**Cómo resolverla**
Según el extracto, ¿cuántas personas murieron en la tragedia ocurrida en el estrecho y cuántas de ellas eran bebés?

**Extracto**
:::::
Esta mañana la actualidad me agredía con 2 noticias, una de ellas, los ecos de la tragedia, la segunda en una semana, ocurrida ayer en el estrecho cuando 15 personas morían (9 de ellas bebés), va quedándose obsoleta y desactualizada frente al rimbombante lanzamiento del iPhone, acaparando espacio de informativos y saliva de tertulianos.
La diferencia entre este mundo occidental y en crisis en el que malvivimos y el tercer mundo en el que luchan por sobrevivir se plasma en las diferentes odiseas a las que se enfrentan aquellos que deciden jugarse la vida y la de sus hijos intentando conseguir un trocito de crisis y aquellos que deciden pasarse una noche haciendo cola para conseguir un teléfono móvil chachi piruli.
:::::
(Registros de datos)
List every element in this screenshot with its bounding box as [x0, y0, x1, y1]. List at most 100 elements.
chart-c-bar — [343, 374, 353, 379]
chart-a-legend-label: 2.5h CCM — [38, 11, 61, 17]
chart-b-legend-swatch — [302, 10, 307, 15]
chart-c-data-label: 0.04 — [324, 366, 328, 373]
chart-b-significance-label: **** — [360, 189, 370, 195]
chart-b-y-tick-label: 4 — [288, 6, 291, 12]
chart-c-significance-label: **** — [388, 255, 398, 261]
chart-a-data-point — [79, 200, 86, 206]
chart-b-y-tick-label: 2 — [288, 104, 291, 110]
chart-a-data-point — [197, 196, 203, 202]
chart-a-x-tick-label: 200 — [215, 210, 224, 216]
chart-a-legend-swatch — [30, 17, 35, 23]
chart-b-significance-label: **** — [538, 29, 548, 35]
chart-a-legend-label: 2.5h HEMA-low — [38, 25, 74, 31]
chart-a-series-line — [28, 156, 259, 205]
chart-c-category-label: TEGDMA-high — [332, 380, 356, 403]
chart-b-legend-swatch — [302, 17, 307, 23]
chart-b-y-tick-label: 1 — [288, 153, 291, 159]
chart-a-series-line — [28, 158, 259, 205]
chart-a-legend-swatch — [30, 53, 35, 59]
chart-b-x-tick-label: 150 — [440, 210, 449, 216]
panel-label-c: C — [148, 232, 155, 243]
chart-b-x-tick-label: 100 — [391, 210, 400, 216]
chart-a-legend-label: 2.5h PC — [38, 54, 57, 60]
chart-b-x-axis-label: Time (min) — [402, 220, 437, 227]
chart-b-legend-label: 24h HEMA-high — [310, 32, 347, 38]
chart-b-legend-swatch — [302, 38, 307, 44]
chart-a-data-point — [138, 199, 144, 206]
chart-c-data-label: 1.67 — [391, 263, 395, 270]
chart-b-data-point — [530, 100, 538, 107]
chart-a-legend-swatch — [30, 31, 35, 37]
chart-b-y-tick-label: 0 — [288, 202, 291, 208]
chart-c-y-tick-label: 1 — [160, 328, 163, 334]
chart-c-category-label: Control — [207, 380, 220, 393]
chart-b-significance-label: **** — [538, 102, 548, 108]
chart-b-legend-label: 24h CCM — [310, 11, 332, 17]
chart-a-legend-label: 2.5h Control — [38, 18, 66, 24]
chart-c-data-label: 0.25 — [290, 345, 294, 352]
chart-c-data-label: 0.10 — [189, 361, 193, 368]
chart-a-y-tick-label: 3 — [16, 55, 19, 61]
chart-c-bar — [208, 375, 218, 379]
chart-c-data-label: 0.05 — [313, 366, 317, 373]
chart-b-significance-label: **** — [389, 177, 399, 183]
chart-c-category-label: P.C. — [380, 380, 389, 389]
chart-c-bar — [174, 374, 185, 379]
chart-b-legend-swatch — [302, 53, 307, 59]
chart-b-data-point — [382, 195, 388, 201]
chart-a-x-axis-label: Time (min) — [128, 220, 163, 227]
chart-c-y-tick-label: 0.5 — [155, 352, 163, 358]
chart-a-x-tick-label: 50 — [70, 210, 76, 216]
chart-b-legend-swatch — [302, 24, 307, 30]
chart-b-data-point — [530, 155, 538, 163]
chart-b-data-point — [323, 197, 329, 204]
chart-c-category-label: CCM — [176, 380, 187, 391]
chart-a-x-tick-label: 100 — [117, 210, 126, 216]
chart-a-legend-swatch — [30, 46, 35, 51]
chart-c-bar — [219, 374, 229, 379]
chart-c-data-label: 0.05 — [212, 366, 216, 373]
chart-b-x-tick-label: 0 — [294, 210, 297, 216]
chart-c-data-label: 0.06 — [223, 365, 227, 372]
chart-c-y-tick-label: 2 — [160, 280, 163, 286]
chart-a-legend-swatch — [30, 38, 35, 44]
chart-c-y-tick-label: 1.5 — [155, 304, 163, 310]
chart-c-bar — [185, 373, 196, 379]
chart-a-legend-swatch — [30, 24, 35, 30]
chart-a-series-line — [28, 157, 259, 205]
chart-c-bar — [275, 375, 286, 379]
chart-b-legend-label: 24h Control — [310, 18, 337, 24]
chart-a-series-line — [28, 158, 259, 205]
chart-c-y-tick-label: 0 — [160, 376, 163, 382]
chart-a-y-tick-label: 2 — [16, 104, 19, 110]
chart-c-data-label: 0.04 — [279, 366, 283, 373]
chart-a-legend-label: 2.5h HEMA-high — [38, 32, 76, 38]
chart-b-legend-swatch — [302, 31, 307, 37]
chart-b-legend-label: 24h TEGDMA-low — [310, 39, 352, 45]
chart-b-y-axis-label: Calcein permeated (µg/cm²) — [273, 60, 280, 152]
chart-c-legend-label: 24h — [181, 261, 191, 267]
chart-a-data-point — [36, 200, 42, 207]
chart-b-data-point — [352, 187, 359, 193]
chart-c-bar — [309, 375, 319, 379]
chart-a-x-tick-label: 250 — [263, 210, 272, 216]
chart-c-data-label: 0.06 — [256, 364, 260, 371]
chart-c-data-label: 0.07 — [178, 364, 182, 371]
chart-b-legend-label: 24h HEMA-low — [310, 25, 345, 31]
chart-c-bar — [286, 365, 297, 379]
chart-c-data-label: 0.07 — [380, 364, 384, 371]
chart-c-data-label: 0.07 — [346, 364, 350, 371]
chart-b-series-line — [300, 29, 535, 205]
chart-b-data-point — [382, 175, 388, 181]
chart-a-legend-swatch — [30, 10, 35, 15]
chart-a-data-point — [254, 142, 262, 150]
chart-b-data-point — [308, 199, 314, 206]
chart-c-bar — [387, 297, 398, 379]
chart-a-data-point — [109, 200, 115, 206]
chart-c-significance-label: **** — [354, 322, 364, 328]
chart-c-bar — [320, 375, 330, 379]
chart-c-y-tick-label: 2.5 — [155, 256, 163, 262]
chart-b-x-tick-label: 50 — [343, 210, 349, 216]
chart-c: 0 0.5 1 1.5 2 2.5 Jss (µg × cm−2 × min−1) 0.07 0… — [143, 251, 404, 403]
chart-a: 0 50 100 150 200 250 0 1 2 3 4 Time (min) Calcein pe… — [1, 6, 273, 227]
:::::
**Solución del ejercicio**
Murieron 15 personas, 9 de ellas bebés.